*TASK DIRECTIONS*. Count each line below that has "NCDC" anywhere in it. Answer with the total alone.

[Collected data]

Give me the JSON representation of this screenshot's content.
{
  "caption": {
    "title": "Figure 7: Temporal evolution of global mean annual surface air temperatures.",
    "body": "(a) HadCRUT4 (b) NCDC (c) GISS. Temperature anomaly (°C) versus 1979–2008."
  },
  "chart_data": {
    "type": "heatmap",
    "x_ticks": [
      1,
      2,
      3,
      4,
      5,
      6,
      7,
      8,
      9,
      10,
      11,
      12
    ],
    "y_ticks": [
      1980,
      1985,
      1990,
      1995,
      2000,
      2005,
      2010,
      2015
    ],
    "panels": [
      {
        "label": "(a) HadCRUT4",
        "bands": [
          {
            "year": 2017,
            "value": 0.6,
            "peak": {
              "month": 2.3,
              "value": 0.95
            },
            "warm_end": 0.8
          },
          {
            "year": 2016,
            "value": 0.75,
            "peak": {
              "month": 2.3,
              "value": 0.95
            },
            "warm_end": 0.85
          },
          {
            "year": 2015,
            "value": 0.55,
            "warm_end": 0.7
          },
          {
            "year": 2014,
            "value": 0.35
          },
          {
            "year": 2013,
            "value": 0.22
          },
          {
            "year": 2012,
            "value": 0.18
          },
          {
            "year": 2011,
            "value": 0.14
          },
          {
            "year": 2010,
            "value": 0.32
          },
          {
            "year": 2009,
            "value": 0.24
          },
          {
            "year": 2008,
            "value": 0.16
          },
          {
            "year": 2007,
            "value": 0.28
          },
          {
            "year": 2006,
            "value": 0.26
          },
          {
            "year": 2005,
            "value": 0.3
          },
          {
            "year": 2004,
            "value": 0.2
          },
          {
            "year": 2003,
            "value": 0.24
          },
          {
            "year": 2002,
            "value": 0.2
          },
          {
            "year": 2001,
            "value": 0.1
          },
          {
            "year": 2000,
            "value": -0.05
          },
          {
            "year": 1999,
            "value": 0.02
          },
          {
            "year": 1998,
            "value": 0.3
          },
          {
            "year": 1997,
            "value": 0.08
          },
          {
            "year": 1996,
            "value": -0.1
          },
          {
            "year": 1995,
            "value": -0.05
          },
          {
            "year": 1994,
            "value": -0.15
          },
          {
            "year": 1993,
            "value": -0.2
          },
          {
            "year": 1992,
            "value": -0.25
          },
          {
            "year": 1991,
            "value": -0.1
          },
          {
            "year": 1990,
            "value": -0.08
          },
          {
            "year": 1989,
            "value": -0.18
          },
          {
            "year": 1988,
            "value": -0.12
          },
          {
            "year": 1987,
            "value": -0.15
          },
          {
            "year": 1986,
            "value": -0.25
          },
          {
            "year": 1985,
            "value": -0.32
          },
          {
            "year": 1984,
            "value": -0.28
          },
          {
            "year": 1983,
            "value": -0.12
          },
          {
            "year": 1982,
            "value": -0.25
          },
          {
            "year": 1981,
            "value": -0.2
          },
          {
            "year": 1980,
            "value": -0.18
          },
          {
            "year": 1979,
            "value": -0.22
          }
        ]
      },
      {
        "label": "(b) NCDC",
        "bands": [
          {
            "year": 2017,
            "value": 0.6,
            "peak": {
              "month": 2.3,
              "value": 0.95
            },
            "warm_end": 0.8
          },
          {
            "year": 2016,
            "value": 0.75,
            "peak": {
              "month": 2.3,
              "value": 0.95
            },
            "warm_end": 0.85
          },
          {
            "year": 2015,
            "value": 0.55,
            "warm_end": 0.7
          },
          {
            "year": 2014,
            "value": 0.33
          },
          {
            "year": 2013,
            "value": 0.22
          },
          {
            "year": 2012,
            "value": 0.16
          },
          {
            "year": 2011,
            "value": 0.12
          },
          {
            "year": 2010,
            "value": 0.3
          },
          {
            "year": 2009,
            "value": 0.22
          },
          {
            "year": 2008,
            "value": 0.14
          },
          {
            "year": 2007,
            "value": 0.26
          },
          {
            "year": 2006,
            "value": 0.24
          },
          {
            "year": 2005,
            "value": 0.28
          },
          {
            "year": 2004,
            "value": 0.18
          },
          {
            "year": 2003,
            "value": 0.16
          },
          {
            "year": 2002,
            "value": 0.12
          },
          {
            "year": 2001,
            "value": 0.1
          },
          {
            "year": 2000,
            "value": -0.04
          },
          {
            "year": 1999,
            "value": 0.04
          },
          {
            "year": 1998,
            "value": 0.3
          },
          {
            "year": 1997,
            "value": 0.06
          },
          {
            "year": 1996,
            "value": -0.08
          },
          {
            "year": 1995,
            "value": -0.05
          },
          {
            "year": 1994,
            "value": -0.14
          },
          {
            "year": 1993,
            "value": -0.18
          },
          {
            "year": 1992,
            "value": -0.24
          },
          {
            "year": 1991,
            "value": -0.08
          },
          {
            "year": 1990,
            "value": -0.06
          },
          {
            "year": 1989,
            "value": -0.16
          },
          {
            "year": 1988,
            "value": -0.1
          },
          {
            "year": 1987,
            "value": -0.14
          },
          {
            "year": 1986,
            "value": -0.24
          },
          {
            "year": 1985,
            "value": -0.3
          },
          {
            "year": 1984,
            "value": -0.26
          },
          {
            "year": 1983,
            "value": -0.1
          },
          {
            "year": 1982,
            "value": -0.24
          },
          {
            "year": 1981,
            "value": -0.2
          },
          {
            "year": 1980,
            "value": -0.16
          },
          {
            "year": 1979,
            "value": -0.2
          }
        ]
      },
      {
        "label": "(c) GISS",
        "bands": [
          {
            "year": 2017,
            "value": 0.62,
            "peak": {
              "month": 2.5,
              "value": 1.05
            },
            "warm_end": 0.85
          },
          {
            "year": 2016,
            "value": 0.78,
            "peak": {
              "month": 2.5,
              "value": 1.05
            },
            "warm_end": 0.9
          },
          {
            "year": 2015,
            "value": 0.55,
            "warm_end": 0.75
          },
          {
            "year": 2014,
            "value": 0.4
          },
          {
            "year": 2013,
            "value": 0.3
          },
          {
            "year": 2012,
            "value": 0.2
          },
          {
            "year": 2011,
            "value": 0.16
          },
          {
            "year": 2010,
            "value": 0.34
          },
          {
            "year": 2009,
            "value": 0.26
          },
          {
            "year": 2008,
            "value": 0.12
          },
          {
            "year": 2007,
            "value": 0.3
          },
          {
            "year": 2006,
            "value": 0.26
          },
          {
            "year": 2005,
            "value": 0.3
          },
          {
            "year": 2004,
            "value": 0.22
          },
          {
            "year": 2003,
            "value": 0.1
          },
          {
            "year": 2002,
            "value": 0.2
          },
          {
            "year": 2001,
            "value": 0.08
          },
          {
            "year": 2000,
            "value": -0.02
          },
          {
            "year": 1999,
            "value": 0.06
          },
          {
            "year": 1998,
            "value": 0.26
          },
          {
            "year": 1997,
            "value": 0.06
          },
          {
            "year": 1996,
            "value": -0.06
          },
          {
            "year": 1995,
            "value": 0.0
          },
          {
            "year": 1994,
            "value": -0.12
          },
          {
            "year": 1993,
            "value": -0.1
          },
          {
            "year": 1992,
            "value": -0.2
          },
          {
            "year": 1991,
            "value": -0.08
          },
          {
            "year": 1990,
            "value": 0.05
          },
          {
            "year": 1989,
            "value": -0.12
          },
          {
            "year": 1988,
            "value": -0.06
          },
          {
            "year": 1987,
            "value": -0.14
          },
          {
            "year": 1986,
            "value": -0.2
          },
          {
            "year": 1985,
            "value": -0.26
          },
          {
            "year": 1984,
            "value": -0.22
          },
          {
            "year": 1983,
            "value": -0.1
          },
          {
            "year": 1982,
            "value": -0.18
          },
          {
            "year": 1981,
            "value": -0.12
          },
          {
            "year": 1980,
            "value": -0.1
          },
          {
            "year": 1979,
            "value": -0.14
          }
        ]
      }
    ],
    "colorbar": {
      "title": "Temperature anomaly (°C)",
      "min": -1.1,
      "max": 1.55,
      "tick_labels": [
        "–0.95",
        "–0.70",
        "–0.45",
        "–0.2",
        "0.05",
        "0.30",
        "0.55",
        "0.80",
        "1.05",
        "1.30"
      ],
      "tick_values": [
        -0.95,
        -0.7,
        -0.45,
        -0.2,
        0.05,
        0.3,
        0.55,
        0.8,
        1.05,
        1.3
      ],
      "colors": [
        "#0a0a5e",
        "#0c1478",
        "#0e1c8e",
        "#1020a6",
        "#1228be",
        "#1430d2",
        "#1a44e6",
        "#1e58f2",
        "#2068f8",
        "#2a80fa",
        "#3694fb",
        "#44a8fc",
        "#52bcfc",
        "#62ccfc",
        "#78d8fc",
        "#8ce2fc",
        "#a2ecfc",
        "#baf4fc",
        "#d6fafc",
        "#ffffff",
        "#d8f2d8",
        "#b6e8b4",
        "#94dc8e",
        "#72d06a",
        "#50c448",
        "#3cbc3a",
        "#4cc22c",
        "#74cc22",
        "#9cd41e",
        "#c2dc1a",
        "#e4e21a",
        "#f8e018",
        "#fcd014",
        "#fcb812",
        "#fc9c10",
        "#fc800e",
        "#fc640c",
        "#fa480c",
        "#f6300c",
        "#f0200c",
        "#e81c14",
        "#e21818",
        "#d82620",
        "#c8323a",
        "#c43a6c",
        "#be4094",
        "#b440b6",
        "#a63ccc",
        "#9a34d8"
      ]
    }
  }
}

*OUTPUT FOR THIS EXERCISE*. 2